"""

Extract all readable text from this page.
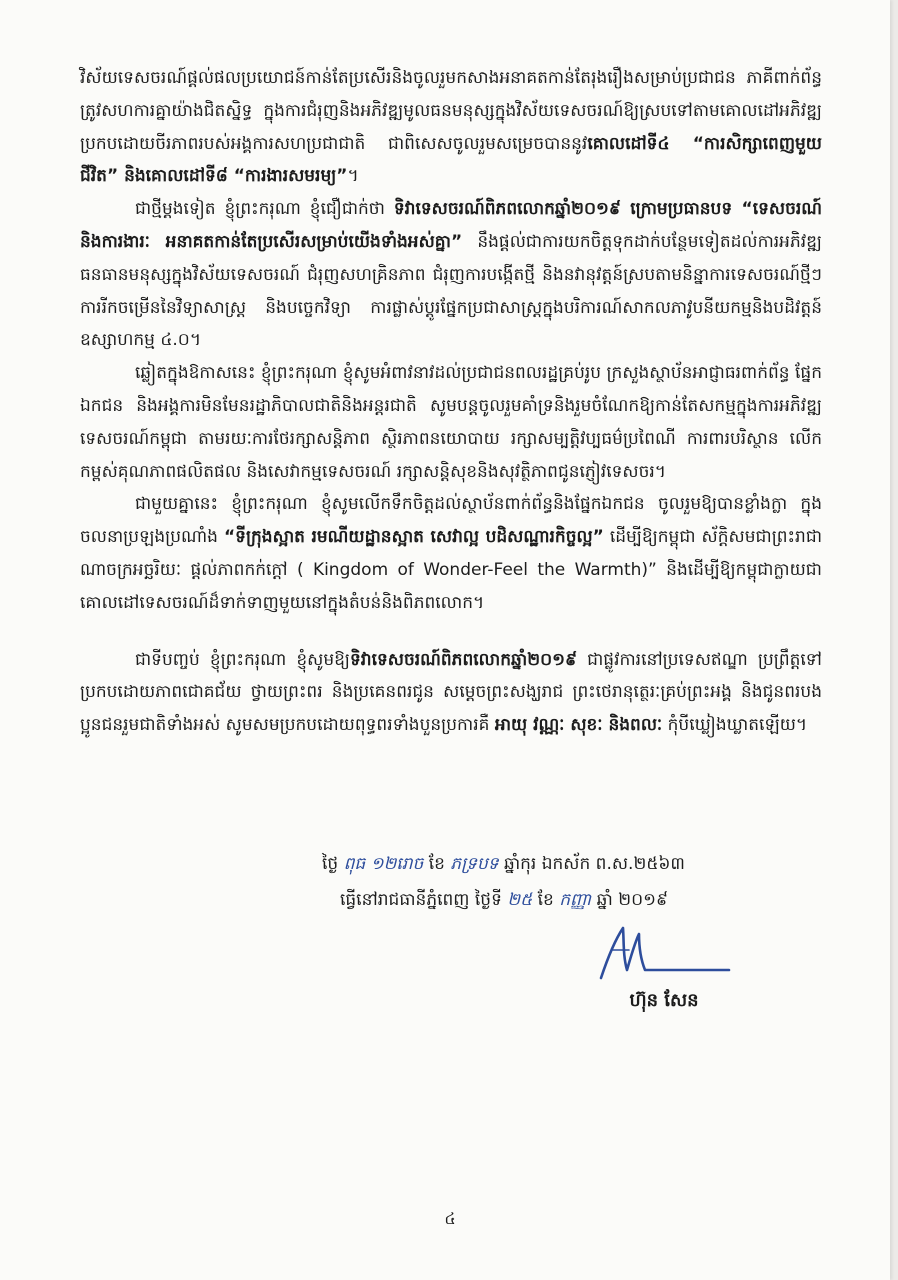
វិស័យទេសចរណ៍ផ្តល់ផលប្រយោជន៍កាន់តែប្រសើរនិងចូលរួមកសាងអនាគតកាន់តែរុងរឿងសម្រាប់ប្រជាជន ភាគីពាក់ព័ន្ធត្រូវសហការគ្នាយ៉ាងជិតស្និទ្ធ ក្នុងការជំរុញនិងអភិវឌ្ឍមូលធនមនុស្សក្នុងវិស័យទេសចរណ៍ឱ្យស្របទៅតាមគោលដៅអភិវឌ្ឍប្រកបដោយចីរភាពរបស់អង្គការសហប្រជាជាតិ ជាពិសេសចូលរួមសម្រេចបាននូវគោលដៅទី៤ “ការសិក្សាពេញមួយជីវិត” និងគោលដៅទី៨ “ការងារសមរម្យ”។

ជាថ្មីម្តងទៀត ខ្ញុំព្រះករុណា ខ្ញុំជឿជាក់ថា ទិវាទេសចរណ៍ពិភពលោកឆ្នាំ២០១៩ ក្រោមប្រធានបទ “ទេសចរណ៍ និងការងារៈ អនាគតកាន់តែប្រសើរសម្រាប់យើងទាំងអស់គ្នា” នឹងផ្តល់ជាការយកចិត្តទុកដាក់បន្ថែមទៀតដល់ការអភិវឌ្ឍធនធានមនុស្សក្នុងវិស័យទេសចរណ៍ ជំរុញសហគ្រិនភាព ជំរុញការបង្កើតថ្មី និងនវានុវត្តន៍ស្របតាមនិន្នាការទេសចរណ៍ថ្មីៗ ការរីកចម្រើននៃវិទ្យាសាស្ត្រ និងបច្ចេកវិទ្យា ការផ្លាស់ប្តូរផ្នែកប្រជាសាស្ត្រក្នុងបរិការណ៍សាកលភាវូបនីយកម្មនិងបដិវត្តន៍ឧស្សាហកម្ម ៤.០។

ឆ្លៀតក្នុងឱកាសនេះ ខ្ញុំព្រះករុណា ខ្ញុំសូមអំពាវនាវដល់ប្រជាជនពលរដ្ឋគ្រប់រូប ក្រសួងស្ថាប័នអាជ្ញាធរពាក់ព័ន្ធ ផ្នែកឯកជន និងអង្គការមិនមែនរដ្ឋាភិបាលជាតិនិងអន្តរជាតិ សូមបន្តចូលរួមគាំទ្រនិងរួមចំណែកឱ្យកាន់តែសកម្មក្នុងការអភិវឌ្ឍទេសចរណ៍កម្ពុជា តាមរយៈការថែរក្សាសន្តិភាព ស្ថិរភាពនយោបាយ រក្សាសម្បត្តិវប្បធម៌ប្រពៃណី ការពារបរិស្ថាន លើកកម្ពស់គុណភាពផលិតផល និងសេវាកម្មទេសចរណ៍ រក្សាសន្តិសុខនិងសុវត្ថិភាពជូនភ្ញៀវទេសចរ។

ជាមួយគ្នានេះ ខ្ញុំព្រះករុណា ខ្ញុំសូមលើកទឹកចិត្តដល់ស្ថាប័នពាក់ព័ន្ធនិងផ្នែកឯកជន ចូលរួមឱ្យបានខ្លាំងក្លា ក្នុងចលនាប្រឡងប្រណាំង “ទីក្រុងស្អាត រមណីយដ្ឋានស្អាត សេវាល្អ បដិសណ្ឋារកិច្ចល្អ” ដើម្បីឱ្យកម្ពុជា ស័ក្តិសមជាព្រះរាជាណាចក្រអច្ឆរិយៈ ផ្តល់ភាពកក់ក្តៅ ( Kingdom of Wonder-Feel the Warmth)” និងដើម្បីឱ្យកម្ពុជាក្លាយជាគោលដៅទេសចរណ៍ដ៏ទាក់ទាញមួយនៅក្នុងតំបន់និងពិភពលោក។

ជាទីបញ្ចប់ ខ្ញុំព្រះករុណា ខ្ញុំសូមឱ្យទិវាទេសចរណ៍ពិភពលោកឆ្នាំ២០១៩ ជាផ្លូវការនៅប្រទេសឥណ្ឌា ប្រព្រឹត្តទៅប្រកបដោយភាពជោគជ័យ ថ្វាយព្រះពរ និងប្រគេនពរជូន សម្តេចព្រះសង្ឃរាជ ព្រះថេរានុត្ថេរៈគ្រប់ព្រះអង្គ និងជូនពរបងប្អូនជនរួមជាតិទាំងអស់ សូមសមប្រកបដោយពុទ្ធពរទាំងបួនប្រការគឺ អាយុ វណ្ណៈ សុខៈ និងពលៈ កុំបីឃ្លៀងឃ្លាតឡើយ។

ថ្ងៃ ពុធ ១២រោច ខែ ភទ្របទ ឆ្នាំកុរ ឯកស័ក ព.ស.២៥៦៣

ធ្វើនៅរាជធានីភ្នំពេញ ថ្ងៃទី ២៥ ខែ កញ្ញា ឆ្នាំ ២០១៩

ហ៊ុន សែន
៤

"""

Copy and report every line where the word "រកបដ" is present.

Result of the exercise:
វិស័យទេសចរណ៍ផ្តល់ផលប្រយោជន៍កាន់តែប្រសើរនិងចូលរួមកសាងអនាគតកាន់តែរុងរឿងសម្រាប់ប្រជាជន ភាគីពាក់ព័ន្ធត្រូវសហការគ្នាយ៉ាងជិតស្និទ្ធ ក្នុងការជំរុញនិងអភិវឌ្ឍមូលធនមនុស្សក្នុងវិស័យទេសចរណ៍ឱ្យស្របទៅតាមគោលដៅអភិវឌ្ឍប្រកបដោយចីរភាពរបស់អង្គការសហប្រជាជាតិ ជាពិសេសចូលរួមសម្រេចបាននូវគោលដៅទី៤ “ការសិក្សាពេញមួយជីវិត” និងគោលដៅទី៨ “ការងារសមរម្យ”។
ជាទីបញ្ចប់ ខ្ញុំព្រះករុណា ខ្ញុំសូមឱ្យទិវាទេសចរណ៍ពិភពលោកឆ្នាំ២០១៩ ជាផ្លូវការនៅប្រទេសឥណ្ឌា ប្រព្រឹត្តទៅប្រកបដោយភាពជោគជ័យ ថ្វាយព្រះពរ និងប្រគេនពរជូន សម្តេចព្រះសង្ឃរាជ ព្រះថេរានុត្ថេរៈគ្រប់ព្រះអង្គ និងជូនពរបងប្អូនជនរួមជាតិទាំងអស់ សូមសមប្រកបដោយពុទ្ធពរទាំងបួនប្រការគឺ អាយុ វណ្ណៈ សុខៈ និងពលៈ កុំបីឃ្លៀងឃ្លាតឡើយ។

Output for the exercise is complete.